THE TASK » Filter the entries below, keeping only lines with the word "Categories".

DATA SECTION »
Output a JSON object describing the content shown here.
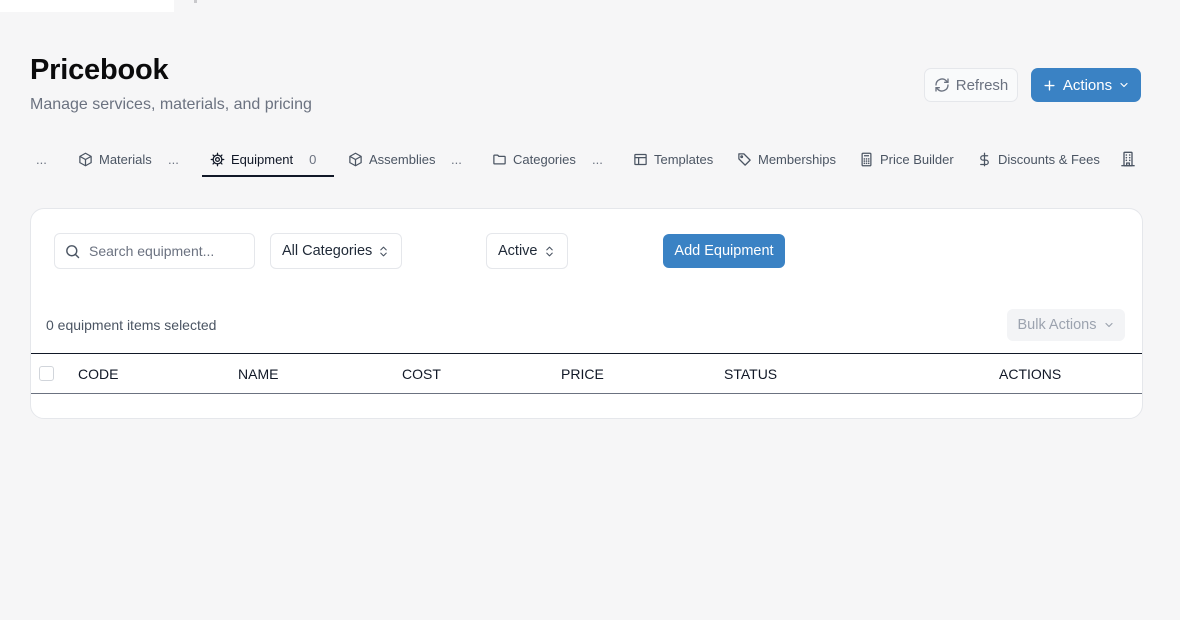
{
  "header": {
    "title": "Pricebook",
    "subtitle": "Manage services, materials, and pricing",
    "refresh_label": "Refresh",
    "actions_label": "Actions"
  },
  "tabs": [
    {
      "label": "Materials",
      "icon": "box-icon",
      "active": false
    },
    {
      "label": "Equipment",
      "icon": "gear-icon",
      "count": "0",
      "active": true
    },
    {
      "label": "Assemblies",
      "icon": "box-icon",
      "active": false
    },
    {
      "label": "Categories",
      "icon": "folder-icon",
      "active": false
    },
    {
      "label": "Templates",
      "icon": "layout-icon",
      "active": false
    },
    {
      "label": "Memberships",
      "icon": "tag-icon",
      "active": false
    },
    {
      "label": "Price Builder",
      "icon": "calculator-icon",
      "active": false
    },
    {
      "label": "Discounts & Fees",
      "icon": "dollar-icon",
      "active": false
    }
  ],
  "tab_ellipsis": "...",
  "filters": {
    "search_placeholder": "Search equipment...",
    "category": "All Categories",
    "status": "Active",
    "add_label": "Add Equipment"
  },
  "selection": {
    "text": "0 equipment items selected",
    "bulk_label": "Bulk Actions"
  },
  "table": {
    "columns": [
      "CODE",
      "NAME",
      "COST",
      "PRICE",
      "STATUS",
      "ACTIONS"
    ],
    "rows": []
  },
  "colors": {
    "accent": "#3a82c4",
    "background": "#f6f6f7"
  }
}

SOLUTION »
      "label": "Categories",
    "category": "All Categories",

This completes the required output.